## begin Material to process

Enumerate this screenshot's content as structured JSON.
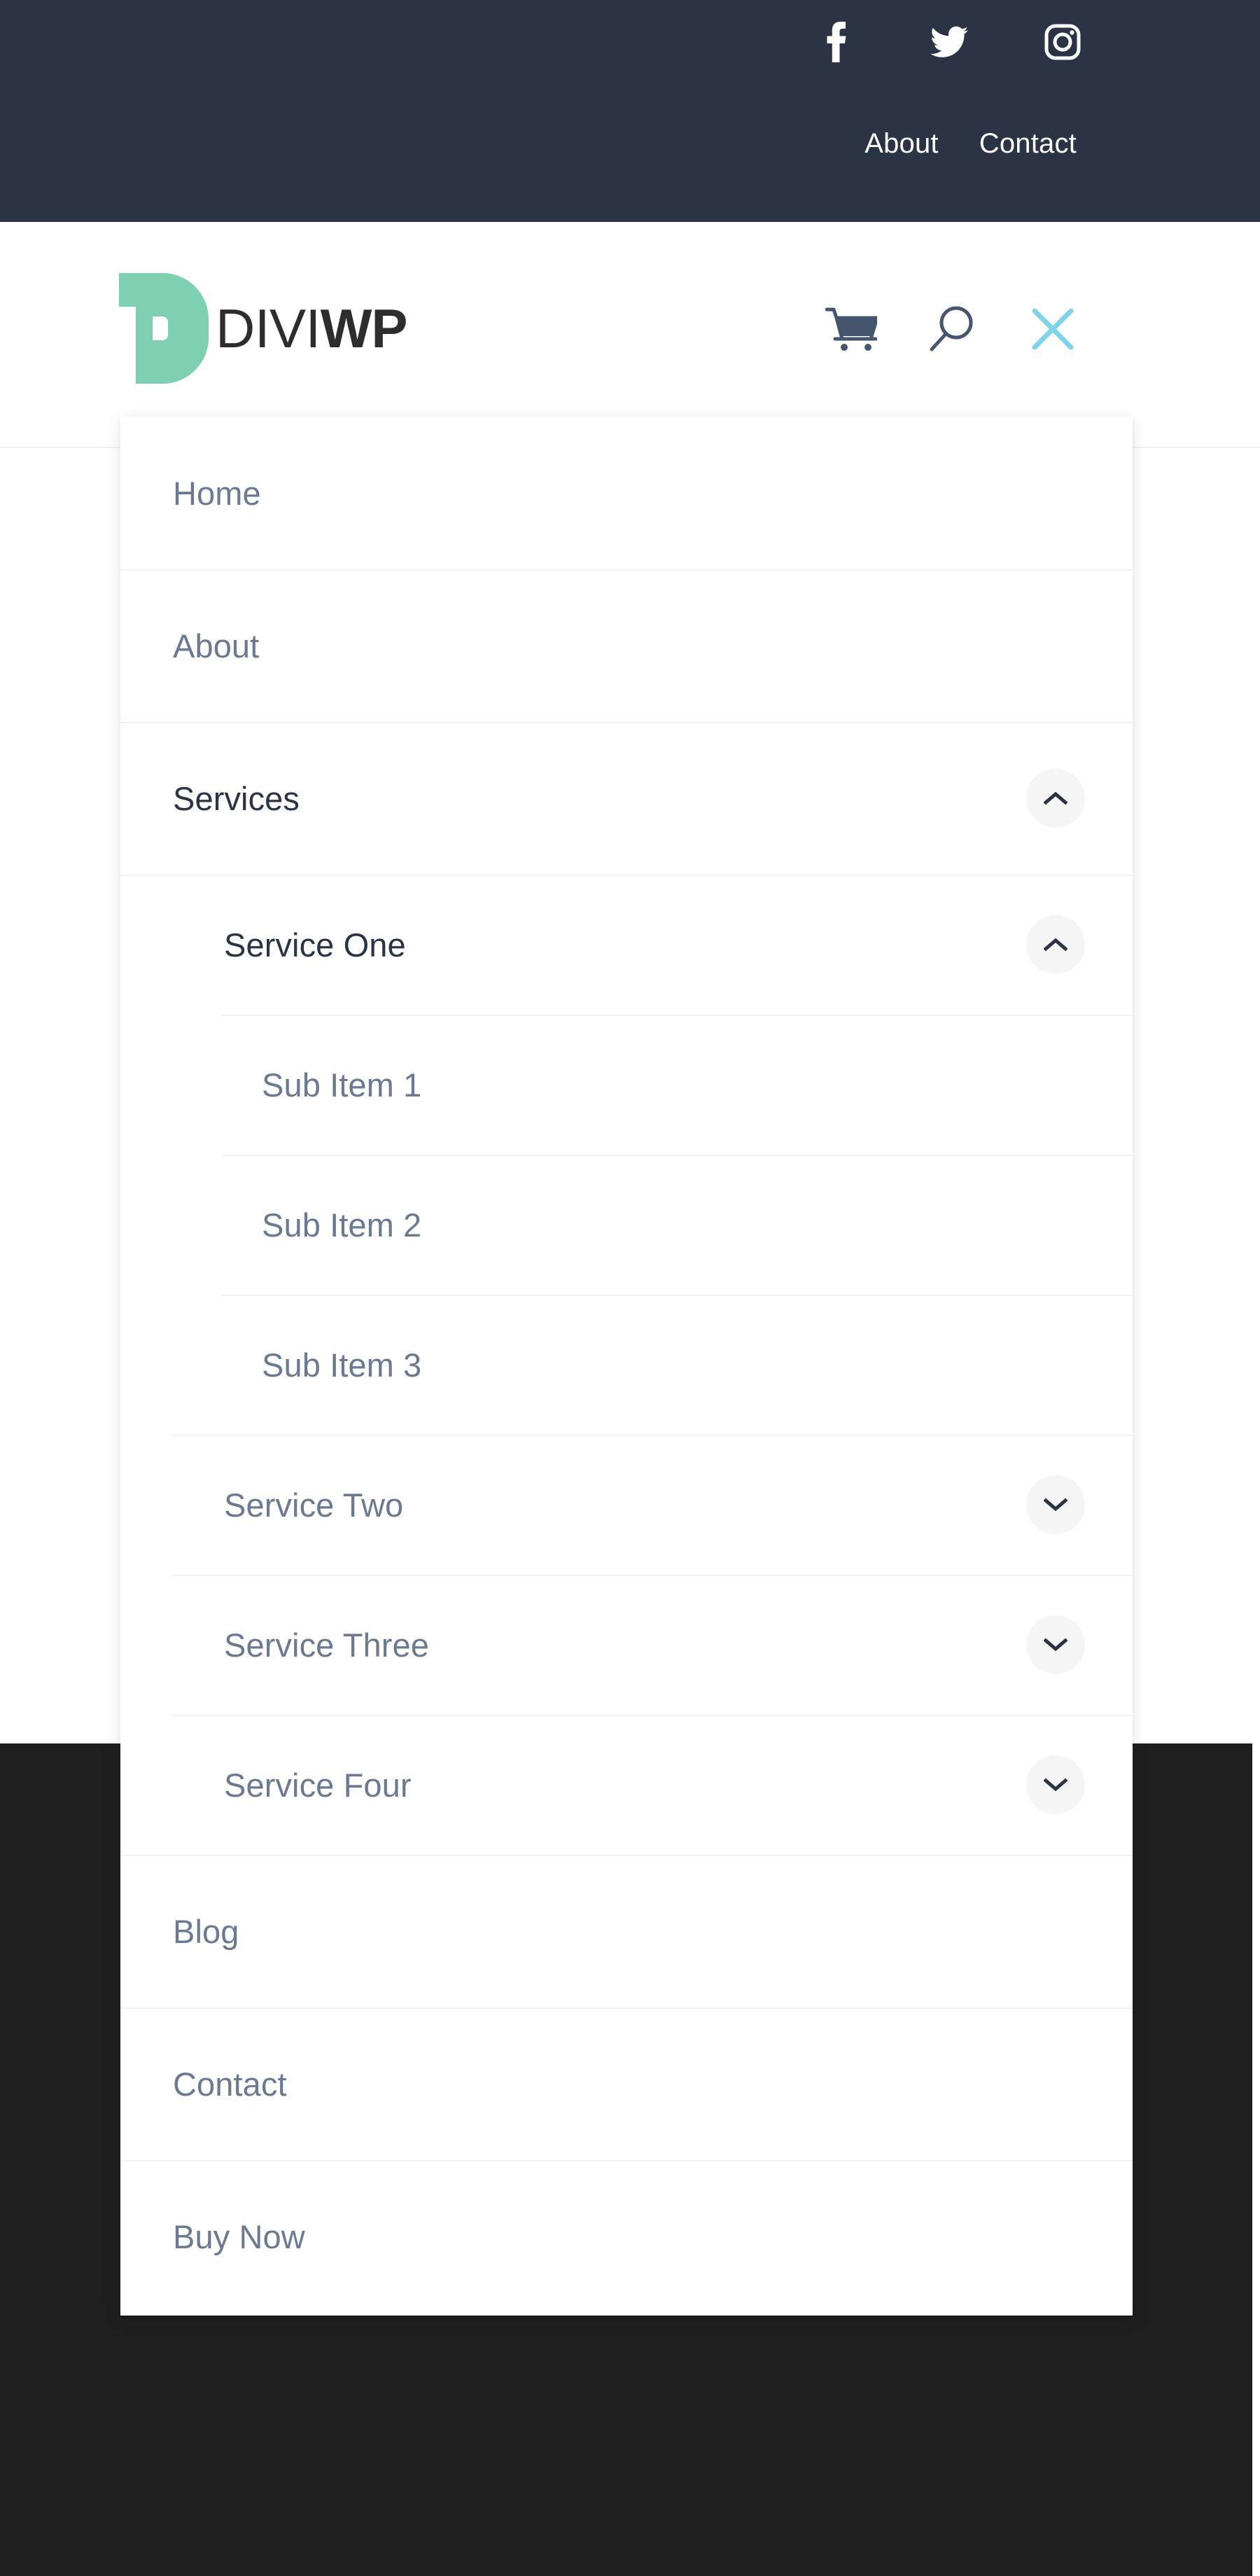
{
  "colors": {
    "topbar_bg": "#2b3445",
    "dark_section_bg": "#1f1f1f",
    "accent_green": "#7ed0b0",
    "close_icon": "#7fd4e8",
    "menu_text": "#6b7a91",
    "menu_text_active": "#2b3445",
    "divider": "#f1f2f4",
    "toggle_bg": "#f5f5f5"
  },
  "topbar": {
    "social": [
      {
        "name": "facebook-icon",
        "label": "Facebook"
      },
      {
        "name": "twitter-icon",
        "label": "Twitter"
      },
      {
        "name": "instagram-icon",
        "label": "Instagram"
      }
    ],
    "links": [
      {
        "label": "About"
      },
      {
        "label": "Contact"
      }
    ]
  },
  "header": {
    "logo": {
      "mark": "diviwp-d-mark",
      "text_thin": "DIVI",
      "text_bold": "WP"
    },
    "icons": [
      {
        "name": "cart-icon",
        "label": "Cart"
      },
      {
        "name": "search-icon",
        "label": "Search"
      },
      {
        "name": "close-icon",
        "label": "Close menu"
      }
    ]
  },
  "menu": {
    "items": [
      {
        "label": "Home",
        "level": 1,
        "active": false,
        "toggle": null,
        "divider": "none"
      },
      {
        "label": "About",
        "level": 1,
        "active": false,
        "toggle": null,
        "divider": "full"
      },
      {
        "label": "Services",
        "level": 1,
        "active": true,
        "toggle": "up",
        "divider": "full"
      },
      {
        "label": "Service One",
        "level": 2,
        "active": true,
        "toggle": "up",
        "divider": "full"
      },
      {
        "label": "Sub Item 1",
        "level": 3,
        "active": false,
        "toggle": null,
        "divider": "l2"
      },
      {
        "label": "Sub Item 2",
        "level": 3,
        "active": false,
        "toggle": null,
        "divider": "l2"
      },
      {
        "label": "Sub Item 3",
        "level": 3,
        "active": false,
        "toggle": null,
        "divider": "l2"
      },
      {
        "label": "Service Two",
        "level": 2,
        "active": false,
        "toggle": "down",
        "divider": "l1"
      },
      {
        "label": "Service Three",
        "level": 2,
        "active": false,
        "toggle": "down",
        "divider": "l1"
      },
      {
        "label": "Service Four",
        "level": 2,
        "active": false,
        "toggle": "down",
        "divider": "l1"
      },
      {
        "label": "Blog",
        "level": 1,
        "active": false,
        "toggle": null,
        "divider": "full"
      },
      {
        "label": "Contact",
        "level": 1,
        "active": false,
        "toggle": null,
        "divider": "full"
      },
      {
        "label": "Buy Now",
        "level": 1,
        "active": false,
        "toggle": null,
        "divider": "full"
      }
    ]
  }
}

## end Material to process

Would you set down the listing exactly, omitting pictures?

=== Result of the task ===
Enumerate this screenshot's content as structured JSON.
{
  "colors": {
    "topbar_bg": "#2b3445",
    "dark_section_bg": "#1f1f1f",
    "accent_green": "#7ed0b0",
    "close_icon": "#7fd4e8",
    "menu_text": "#6b7a91",
    "menu_text_active": "#2b3445",
    "divider": "#f1f2f4",
    "toggle_bg": "#f5f5f5"
  },
  "topbar": {
    "social": [
      {
        "name": "facebook-icon",
        "label": "Facebook"
      },
      {
        "name": "twitter-icon",
        "label": "Twitter"
      },
      {
        "name": "instagram-icon",
        "label": "Instagram"
      }
    ],
    "links": [
      {
        "label": "About"
      },
      {
        "label": "Contact"
      }
    ]
  },
  "header": {
    "logo": {
      "mark": "diviwp-d-mark",
      "text_thin": "DIVI",
      "text_bold": "WP"
    },
    "icons": [
      {
        "name": "cart-icon",
        "label": "Cart"
      },
      {
        "name": "search-icon",
        "label": "Search"
      },
      {
        "name": "close-icon",
        "label": "Close menu"
      }
    ]
  },
  "menu": {
    "items": [
      {
        "label": "Home",
        "level": 1,
        "active": false,
        "toggle": null,
        "divider": "none"
      },
      {
        "label": "About",
        "level": 1,
        "active": false,
        "toggle": null,
        "divider": "full"
      },
      {
        "label": "Services",
        "level": 1,
        "active": true,
        "toggle": "up",
        "divider": "full"
      },
      {
        "label": "Service One",
        "level": 2,
        "active": true,
        "toggle": "up",
        "divider": "full"
      },
      {
        "label": "Sub Item 1",
        "level": 3,
        "active": false,
        "toggle": null,
        "divider": "l2"
      },
      {
        "label": "Sub Item 2",
        "level": 3,
        "active": false,
        "toggle": null,
        "divider": "l2"
      },
      {
        "label": "Sub Item 3",
        "level": 3,
        "active": false,
        "toggle": null,
        "divider": "l2"
      },
      {
        "label": "Service Two",
        "level": 2,
        "active": false,
        "toggle": "down",
        "divider": "l1"
      },
      {
        "label": "Service Three",
        "level": 2,
        "active": false,
        "toggle": "down",
        "divider": "l1"
      },
      {
        "label": "Service Four",
        "level": 2,
        "active": false,
        "toggle": "down",
        "divider": "l1"
      },
      {
        "label": "Blog",
        "level": 1,
        "active": false,
        "toggle": null,
        "divider": "full"
      },
      {
        "label": "Contact",
        "level": 1,
        "active": false,
        "toggle": null,
        "divider": "full"
      },
      {
        "label": "Buy Now",
        "level": 1,
        "active": false,
        "toggle": null,
        "divider": "full"
      }
    ]
  }
}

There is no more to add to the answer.